Entries taken from a collection:
--- Begin ---

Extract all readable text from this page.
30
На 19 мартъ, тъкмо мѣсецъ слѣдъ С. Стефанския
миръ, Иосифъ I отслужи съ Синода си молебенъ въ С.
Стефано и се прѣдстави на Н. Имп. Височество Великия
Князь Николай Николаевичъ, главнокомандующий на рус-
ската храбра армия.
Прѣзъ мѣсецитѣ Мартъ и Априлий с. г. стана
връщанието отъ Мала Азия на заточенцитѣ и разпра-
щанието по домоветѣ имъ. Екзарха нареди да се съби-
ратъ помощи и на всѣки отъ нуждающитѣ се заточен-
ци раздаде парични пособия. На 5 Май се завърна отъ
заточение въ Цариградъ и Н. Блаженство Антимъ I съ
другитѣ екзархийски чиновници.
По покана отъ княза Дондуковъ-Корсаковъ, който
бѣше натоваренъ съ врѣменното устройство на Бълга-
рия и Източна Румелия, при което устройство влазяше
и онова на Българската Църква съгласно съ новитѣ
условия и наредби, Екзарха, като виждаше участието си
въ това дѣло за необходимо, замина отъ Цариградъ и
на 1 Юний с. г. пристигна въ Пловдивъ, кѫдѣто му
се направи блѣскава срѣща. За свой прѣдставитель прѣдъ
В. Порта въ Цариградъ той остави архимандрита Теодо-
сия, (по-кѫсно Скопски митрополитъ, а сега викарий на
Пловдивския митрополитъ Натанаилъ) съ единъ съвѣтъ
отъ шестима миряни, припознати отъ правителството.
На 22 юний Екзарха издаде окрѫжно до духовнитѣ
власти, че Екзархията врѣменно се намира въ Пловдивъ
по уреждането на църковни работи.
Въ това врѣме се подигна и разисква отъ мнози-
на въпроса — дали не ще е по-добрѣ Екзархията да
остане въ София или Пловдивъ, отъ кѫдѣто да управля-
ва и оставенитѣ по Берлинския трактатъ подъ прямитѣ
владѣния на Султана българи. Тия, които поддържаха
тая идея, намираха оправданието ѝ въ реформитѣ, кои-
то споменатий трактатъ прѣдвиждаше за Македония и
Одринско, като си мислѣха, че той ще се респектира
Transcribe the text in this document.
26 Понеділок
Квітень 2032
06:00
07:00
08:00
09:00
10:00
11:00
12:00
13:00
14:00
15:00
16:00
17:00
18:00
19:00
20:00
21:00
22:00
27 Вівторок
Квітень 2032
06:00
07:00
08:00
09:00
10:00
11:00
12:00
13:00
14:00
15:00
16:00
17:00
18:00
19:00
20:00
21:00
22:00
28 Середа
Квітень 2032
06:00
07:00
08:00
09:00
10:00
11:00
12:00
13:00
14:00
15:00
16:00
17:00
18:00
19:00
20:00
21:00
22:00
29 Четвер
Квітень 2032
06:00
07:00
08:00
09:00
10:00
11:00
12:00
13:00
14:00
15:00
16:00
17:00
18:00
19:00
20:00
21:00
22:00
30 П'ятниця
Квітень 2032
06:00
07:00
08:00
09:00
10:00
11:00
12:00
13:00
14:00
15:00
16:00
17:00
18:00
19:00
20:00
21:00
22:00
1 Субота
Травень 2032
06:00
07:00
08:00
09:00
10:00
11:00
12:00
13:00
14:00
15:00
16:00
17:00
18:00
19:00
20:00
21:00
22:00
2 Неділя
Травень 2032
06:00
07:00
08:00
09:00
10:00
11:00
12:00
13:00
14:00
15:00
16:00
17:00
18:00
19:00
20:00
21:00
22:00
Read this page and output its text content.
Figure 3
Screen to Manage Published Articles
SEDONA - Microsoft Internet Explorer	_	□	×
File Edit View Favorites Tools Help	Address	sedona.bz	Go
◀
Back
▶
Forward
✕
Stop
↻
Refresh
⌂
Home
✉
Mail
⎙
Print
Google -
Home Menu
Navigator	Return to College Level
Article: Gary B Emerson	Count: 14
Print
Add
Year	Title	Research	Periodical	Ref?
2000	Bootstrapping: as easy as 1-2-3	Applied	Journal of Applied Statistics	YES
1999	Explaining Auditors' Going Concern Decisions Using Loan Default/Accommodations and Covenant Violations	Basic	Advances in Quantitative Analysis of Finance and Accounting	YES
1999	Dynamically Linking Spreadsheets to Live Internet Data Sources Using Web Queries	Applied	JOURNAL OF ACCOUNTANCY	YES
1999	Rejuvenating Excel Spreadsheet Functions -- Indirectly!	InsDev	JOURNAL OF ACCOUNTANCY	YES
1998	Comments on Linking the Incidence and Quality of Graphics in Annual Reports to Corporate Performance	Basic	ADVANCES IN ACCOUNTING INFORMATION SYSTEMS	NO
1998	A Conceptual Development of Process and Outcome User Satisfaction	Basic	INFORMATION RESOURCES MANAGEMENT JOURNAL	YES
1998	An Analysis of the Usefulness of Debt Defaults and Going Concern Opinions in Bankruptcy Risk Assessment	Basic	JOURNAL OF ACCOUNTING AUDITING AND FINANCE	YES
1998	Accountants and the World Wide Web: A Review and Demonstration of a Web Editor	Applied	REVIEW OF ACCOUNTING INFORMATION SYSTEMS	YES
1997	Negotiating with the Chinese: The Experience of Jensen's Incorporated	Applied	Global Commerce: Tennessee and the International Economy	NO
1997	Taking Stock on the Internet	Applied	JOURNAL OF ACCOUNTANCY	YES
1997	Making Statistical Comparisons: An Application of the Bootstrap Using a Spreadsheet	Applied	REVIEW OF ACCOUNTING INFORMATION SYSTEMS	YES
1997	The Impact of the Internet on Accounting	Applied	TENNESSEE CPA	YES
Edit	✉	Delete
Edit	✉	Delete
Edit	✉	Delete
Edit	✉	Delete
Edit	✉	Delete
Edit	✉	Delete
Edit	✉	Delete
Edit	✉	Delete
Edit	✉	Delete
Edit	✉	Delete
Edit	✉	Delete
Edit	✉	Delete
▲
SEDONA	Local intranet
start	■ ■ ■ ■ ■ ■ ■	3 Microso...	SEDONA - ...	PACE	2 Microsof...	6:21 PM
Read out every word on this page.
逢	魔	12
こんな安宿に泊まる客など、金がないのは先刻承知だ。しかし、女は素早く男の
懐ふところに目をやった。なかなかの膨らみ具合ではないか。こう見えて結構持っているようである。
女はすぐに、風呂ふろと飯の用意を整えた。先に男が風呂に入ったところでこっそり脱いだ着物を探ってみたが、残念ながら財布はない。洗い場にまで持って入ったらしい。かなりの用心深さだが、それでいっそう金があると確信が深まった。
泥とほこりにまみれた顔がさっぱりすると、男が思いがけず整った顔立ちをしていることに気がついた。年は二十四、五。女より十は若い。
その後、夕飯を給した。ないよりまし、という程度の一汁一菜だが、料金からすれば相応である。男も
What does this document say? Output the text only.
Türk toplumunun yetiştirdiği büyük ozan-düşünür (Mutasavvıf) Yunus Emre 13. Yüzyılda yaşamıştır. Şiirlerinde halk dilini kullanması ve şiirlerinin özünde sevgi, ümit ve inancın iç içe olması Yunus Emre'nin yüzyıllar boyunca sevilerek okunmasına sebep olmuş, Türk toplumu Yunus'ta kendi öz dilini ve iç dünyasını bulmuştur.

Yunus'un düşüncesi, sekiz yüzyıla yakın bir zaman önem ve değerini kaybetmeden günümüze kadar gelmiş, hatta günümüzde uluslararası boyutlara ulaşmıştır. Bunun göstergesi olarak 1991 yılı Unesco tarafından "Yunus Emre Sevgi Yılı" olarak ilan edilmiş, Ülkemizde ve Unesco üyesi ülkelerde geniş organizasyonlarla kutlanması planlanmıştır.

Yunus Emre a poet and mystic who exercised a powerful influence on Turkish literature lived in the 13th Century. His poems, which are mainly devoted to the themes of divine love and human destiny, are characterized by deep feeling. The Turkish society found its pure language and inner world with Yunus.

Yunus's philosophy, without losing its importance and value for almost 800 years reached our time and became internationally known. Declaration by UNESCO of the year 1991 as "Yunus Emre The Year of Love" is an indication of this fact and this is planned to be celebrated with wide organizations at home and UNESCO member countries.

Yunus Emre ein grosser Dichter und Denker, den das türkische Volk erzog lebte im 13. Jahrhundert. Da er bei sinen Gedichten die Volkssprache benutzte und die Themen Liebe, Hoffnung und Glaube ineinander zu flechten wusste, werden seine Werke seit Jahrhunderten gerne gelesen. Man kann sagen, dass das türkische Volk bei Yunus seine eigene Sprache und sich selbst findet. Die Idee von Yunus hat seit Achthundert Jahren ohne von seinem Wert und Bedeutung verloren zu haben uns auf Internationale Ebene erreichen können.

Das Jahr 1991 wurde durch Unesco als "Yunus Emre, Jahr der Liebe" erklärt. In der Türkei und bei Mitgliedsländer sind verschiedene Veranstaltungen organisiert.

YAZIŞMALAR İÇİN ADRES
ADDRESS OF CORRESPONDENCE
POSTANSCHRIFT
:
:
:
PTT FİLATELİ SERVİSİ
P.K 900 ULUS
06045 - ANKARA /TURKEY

--- End ---

Figure out how many lines of the data above include "Basic", then give the number and nothing more.

= RESULT OF THE TASK =
4